[Entries contained in a dataset]
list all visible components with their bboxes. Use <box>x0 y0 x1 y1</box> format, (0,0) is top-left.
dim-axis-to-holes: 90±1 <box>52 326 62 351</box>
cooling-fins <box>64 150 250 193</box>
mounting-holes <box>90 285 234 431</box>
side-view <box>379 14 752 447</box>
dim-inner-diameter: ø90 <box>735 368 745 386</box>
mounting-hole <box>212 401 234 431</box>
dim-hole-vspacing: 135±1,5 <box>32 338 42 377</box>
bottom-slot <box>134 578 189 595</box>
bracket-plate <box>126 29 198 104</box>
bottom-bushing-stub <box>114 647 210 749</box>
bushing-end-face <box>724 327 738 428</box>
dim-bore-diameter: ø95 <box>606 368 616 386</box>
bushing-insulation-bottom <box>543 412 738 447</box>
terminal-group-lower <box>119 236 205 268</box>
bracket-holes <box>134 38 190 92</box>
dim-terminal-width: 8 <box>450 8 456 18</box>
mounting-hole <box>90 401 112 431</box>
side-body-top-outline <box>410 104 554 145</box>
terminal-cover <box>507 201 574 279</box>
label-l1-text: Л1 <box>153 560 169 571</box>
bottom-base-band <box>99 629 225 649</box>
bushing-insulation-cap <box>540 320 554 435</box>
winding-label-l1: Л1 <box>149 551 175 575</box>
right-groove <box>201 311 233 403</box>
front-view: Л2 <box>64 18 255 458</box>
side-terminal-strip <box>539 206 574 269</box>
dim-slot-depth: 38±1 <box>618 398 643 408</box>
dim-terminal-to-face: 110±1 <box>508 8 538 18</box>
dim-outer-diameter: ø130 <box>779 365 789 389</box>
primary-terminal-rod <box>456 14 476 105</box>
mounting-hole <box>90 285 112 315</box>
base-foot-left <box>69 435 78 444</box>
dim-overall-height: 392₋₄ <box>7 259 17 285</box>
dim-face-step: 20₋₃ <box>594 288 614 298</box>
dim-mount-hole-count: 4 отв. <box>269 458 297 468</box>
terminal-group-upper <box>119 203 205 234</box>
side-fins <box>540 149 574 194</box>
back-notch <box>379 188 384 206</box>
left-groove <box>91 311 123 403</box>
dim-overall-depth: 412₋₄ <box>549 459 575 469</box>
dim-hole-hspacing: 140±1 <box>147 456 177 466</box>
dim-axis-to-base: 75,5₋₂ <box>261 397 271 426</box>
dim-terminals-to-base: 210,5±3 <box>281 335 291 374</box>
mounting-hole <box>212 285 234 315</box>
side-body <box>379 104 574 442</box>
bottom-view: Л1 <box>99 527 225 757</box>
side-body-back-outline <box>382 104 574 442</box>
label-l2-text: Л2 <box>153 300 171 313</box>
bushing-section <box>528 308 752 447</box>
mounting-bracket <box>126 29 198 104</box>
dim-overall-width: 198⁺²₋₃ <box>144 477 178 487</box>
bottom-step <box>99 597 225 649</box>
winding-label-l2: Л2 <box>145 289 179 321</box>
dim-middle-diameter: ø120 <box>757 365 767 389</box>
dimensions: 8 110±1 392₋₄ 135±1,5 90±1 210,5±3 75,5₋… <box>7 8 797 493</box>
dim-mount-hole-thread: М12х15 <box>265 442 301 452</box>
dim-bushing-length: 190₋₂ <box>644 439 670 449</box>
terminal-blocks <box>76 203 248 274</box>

Given task >>
Arrange every line of the entries above as a numbered list, omitting any blank lines.

Solved exercise >>
1. list all visible components with their bboxes. Use <box>x0 y0 x1 y1</box> format, (0,0) is top-left.
2. dim-axis-to-holes: 90±1 <box>52 326 62 351</box>
3. cooling-fins <box>64 150 250 193</box>
4. mounting-holes <box>90 285 234 431</box>
5. side-view <box>379 14 752 447</box>
6. dim-inner-diameter: ø90 <box>735 368 745 386</box>
7. mounting-hole <box>212 401 234 431</box>
8. dim-hole-vspacing: 135±1,5 <box>32 338 42 377</box>
9. bottom-slot <box>134 578 189 595</box>
10. bracket-plate <box>126 29 198 104</box>
11. bottom-bushing-stub <box>114 647 210 749</box>
12. bushing-end-face <box>724 327 738 428</box>
13. dim-bore-diameter: ø95 <box>606 368 616 386</box>
14. bushing-insulation-bottom <box>543 412 738 447</box>
15. terminal-group-lower <box>119 236 205 268</box>
16. bracket-holes <box>134 38 190 92</box>
17. dim-terminal-width: 8 <box>450 8 456 18</box>
18. mounting-hole <box>90 401 112 431</box>
19. side-body-top-outline <box>410 104 554 145</box>
20. terminal-cover <box>507 201 574 279</box>
21. label-l1-text: Л1 <box>153 560 169 571</box>
22. bottom-base-band <box>99 629 225 649</box>
23. bushing-insulation-cap <box>540 320 554 435</box>
24. winding-label-l1: Л1 <box>149 551 175 575</box>
25. right-groove <box>201 311 233 403</box>
26. front-view: Л2 <box>64 18 255 458</box>
27. side-terminal-strip <box>539 206 574 269</box>
28. dim-slot-depth: 38±1 <box>618 398 643 408</box>
29. dim-terminal-to-face: 110±1 <box>508 8 538 18</box>
30. dim-outer-diameter: ø130 <box>779 365 789 389</box>
31. primary-terminal-rod <box>456 14 476 105</box>
32. mounting-hole <box>90 285 112 315</box>
33. base-foot-left <box>69 435 78 444</box>
34. dim-overall-height: 392₋₄ <box>7 259 17 285</box>
35. dim-face-step: 20₋₃ <box>594 288 614 298</box>
36. dim-mount-hole-count: 4 отв. <box>269 458 297 468</box>
37. terminal-group-upper <box>119 203 205 234</box>
38. side-fins <box>540 149 574 194</box>
39. back-notch <box>379 188 384 206</box>
40. left-groove <box>91 311 123 403</box>
41. dim-overall-depth: 412₋₄ <box>549 459 575 469</box>
42. dim-hole-hspacing: 140±1 <box>147 456 177 466</box>
43. dim-axis-to-base: 75,5₋₂ <box>261 397 271 426</box>
44. dim-terminals-to-base: 210,5±3 <box>281 335 291 374</box>
45. mounting-hole <box>212 285 234 315</box>
46. side-body <box>379 104 574 442</box>
47. bottom-view: Л1 <box>99 527 225 757</box>
48. side-body-back-outline <box>382 104 574 442</box>
49. label-l2-text: Л2 <box>153 300 171 313</box>
50. bushing-section <box>528 308 752 447</box>
51. mounting-bracket <box>126 29 198 104</box>
52. dim-overall-width: 198⁺²₋₃ <box>144 477 178 487</box>
53. bottom-step <box>99 597 225 649</box>
54. winding-label-l2: Л2 <box>145 289 179 321</box>
55. dim-middle-diameter: ø120 <box>757 365 767 389</box>
56. dimensions: 8 110±1 392₋₄ 135±1,5 90±1 210,5±3 75,5₋… <box>7 8 797 493</box>
57. dim-mount-hole-thread: М12х15 <box>265 442 301 452</box>
58. dim-bushing-length: 190₋₂ <box>644 439 670 449</box>
59. terminal-blocks <box>76 203 248 274</box>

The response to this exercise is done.